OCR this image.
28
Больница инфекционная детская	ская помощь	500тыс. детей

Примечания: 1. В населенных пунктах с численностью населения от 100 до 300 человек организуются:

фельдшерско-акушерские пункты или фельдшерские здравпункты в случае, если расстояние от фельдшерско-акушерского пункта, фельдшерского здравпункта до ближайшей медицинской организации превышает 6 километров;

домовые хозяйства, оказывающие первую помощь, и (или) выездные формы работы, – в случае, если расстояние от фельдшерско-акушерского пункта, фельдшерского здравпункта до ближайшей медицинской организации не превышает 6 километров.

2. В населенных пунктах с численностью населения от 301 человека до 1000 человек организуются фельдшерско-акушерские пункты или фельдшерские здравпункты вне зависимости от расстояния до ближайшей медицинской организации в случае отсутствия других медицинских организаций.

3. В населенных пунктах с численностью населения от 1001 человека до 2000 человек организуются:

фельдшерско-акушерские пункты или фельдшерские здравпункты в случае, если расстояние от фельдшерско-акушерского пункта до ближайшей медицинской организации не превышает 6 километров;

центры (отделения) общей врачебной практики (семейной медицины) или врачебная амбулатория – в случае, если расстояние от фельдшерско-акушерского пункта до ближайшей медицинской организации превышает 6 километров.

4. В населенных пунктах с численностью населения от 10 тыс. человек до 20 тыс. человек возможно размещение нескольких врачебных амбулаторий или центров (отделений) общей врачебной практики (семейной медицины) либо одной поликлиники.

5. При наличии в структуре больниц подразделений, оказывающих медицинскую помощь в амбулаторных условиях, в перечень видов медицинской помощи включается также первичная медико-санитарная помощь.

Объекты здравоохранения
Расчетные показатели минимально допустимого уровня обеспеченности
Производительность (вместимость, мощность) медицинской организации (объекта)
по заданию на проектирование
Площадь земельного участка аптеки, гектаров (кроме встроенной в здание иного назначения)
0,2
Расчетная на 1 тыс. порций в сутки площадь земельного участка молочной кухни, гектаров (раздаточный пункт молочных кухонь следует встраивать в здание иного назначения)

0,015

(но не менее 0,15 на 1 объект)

__________

### [WHAT TO WORK ON]
Lines that include the word "человека" are to be extracted from the data above.

### [FULL ANSWER]
2. В населенных пунктах с численностью населения от 301 человека до 1000 человек организуются фельдшерско-акушерские пункты или фельдшерские здравпункты вне зависимости от расстояния до ближайшей медицинской организации в случае отсутствия других медицинских организаций.
3. В населенных пунктах с численностью населения от 1001 человека до 2000 человек организуются:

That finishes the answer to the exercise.